# Fragmento seleccionado:
================

Cuando cumplió la fantasía de robar un banco, Señor Blanco se sintió vacío. Como si el alma hubiera quedado encerrada en el banco. Cree que nadie que haya robado un banco vuelve a ser el mismo. Para uno de los líderes del histórico golpe al banco Río, de Acassuso, ocurrido el 13 de enero de 2006, robar un banco es como tener sexo arriba de un avión. “Te da una adrenalina incomparable”, confiesa la Garza Sosa, ex ladrón de bancos y blindados. “Es como darse un saque”, dice el maldito Enrique Symns. Para el escritor del hampa Jorge Larrosa, cuando los ladrones pasan por la puerta de un banco “se les cae la baba”.

–Desde hace un buen tiempo me acechaba esa fantasía. Cuando se presentó la oportunidad, lo dudé, tuve miedo, pensé en mi mujer, en mis hijos, en mis amigos, en mi futuro. Pero mi deseo era más fuerte.

La noche anterior al robo a un banco, Señor Blanco no pudo dormir. Una y otra vez, cerraba los ojos y entraba en el banco mentalmente; no podía sacarse las imágenes de la cabeza. Se levantó, se puso ropa de Grafa (debía simular que era un obrero) y se despidió de su mujer y de su hija.

–Más tarde vuelvo, amor. Las amo.

Su mujer había intentado convencerlo para que no robara, pero no pudo.

–Hacelo por nosotras –le suplicó entre lágrimas.

–Lo hago por ustedes. Para asegurarles el futuro –le respondió él y la abrazó.

El asalto salió como lo había planeado. Apuntaron con armas al guardia mientras dos de ellos vaciaron las cajas de atención al público. Señor Blanco cronometró todo: el golpe duró cinco minutos, lo que en promedio tarda el subte en unir dos estaciones. Se fueron con 100 mil pesos.

================

# Listado proporcionado:
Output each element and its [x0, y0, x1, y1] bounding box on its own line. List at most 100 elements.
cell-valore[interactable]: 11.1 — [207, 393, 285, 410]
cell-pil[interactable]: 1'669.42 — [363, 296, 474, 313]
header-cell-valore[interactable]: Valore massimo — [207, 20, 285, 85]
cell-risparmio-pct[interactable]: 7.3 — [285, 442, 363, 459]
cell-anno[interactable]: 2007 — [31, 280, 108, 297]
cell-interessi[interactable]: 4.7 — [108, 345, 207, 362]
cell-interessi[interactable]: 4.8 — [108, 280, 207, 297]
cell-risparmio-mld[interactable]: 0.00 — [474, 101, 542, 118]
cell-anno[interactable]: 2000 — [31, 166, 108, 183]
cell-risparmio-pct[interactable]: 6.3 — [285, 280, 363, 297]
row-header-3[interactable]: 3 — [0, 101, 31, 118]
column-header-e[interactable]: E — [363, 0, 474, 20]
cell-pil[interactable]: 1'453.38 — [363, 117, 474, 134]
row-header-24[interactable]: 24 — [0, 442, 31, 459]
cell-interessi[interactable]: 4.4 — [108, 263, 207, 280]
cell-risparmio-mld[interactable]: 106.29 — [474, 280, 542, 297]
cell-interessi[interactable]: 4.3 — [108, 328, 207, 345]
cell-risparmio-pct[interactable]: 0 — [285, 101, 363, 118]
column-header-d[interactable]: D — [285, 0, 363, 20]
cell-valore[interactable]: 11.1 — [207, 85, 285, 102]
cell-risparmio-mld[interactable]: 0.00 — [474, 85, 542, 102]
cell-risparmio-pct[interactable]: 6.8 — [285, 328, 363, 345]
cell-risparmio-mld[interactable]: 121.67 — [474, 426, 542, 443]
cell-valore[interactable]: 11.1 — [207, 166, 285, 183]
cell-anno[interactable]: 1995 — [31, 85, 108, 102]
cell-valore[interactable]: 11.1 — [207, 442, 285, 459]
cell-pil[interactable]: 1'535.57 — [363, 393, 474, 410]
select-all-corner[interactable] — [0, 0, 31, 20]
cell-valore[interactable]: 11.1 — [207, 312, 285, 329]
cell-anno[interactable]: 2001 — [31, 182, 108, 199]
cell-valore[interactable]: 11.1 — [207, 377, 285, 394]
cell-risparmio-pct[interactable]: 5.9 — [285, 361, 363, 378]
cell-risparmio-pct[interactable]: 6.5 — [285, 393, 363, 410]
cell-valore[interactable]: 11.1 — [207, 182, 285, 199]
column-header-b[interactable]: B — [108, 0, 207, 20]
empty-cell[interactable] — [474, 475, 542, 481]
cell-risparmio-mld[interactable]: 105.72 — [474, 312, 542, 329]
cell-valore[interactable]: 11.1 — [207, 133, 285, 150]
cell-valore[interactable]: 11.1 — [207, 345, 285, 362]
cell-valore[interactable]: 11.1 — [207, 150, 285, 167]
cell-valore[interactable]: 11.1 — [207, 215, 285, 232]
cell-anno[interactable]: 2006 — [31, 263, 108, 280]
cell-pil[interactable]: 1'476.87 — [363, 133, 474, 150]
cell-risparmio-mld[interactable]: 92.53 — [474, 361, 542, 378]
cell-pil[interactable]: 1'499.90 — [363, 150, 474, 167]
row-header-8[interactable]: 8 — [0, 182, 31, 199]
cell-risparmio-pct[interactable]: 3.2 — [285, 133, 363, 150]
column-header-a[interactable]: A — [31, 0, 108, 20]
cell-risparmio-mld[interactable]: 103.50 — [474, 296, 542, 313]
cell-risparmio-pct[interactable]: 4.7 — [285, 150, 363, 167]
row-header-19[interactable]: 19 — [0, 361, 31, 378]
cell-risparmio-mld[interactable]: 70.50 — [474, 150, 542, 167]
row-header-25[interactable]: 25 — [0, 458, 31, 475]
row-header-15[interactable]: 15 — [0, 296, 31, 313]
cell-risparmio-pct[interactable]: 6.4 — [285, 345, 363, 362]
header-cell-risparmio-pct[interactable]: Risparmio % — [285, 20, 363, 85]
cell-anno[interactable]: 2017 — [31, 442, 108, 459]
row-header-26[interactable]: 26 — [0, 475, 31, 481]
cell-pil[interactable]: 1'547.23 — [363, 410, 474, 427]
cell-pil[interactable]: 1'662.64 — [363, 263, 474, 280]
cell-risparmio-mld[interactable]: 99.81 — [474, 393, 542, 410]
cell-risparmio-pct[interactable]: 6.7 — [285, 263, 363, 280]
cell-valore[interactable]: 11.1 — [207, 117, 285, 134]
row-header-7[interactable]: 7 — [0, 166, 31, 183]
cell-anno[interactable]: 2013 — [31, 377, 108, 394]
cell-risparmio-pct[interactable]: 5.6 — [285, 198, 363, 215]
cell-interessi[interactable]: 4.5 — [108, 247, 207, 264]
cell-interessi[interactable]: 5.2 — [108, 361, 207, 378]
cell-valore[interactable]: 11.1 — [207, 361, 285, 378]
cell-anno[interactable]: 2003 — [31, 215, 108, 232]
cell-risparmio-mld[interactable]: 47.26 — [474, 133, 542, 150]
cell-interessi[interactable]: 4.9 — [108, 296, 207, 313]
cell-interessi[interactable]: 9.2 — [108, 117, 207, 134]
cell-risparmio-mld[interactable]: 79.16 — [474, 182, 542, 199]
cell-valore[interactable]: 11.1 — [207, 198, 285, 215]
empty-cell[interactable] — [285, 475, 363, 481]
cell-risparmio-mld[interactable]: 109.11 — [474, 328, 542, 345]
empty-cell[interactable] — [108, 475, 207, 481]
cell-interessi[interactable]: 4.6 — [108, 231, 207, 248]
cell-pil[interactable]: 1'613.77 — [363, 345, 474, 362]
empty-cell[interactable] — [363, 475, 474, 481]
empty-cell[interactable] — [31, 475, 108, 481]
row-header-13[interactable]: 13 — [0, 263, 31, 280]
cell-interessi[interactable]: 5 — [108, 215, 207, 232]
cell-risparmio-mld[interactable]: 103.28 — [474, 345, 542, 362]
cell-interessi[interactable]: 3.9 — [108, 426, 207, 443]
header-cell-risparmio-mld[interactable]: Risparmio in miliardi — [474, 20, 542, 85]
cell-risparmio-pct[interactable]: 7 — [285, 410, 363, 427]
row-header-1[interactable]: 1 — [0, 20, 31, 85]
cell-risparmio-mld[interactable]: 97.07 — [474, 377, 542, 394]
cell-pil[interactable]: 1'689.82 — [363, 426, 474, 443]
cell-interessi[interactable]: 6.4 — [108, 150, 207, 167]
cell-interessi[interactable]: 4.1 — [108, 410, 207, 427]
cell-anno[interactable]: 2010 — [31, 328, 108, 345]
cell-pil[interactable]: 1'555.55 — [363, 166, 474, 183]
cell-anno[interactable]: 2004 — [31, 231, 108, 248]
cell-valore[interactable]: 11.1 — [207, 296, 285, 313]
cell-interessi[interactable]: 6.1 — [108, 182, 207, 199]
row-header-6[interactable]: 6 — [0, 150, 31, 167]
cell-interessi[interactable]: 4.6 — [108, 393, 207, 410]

================

# Consigna:
Reescribe como una lista breve el párrafo del fragmento sobre Señor Blanco que empieza con «El asalto salió como», sin perder sus datos principales. Trabaja únicamente con el fragmento seleccionado.

# Respuesta:
- El asalto salió según lo planeado.
- Apuntaron con armas al guardia mientras dos de ellos vaciaban las cajas de atención al público.
- Señor Blanco cronometró el golpe: duró cinco minutos, lo que en promedio tarda el subte en unir dos estaciones.
- Se llevaron 100 mil pesos.